* **Instructions for the task**
Every line in the listing that holds "Flotation" counts once; state the total and nothing more.

—————

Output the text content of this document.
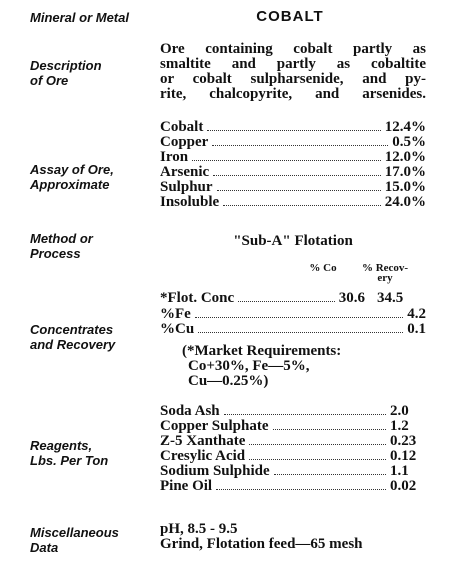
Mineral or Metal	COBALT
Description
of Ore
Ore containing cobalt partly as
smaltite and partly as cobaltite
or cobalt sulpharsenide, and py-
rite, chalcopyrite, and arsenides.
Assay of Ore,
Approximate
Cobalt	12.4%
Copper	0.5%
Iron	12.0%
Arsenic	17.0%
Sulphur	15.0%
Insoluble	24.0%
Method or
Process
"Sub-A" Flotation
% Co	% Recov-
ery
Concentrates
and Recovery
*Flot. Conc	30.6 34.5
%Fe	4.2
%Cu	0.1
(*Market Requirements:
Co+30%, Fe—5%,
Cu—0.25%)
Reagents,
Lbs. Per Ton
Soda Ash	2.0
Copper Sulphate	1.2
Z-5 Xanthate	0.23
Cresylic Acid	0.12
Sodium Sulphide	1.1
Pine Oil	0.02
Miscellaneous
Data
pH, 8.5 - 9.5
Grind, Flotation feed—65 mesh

—————

* **Solution**
2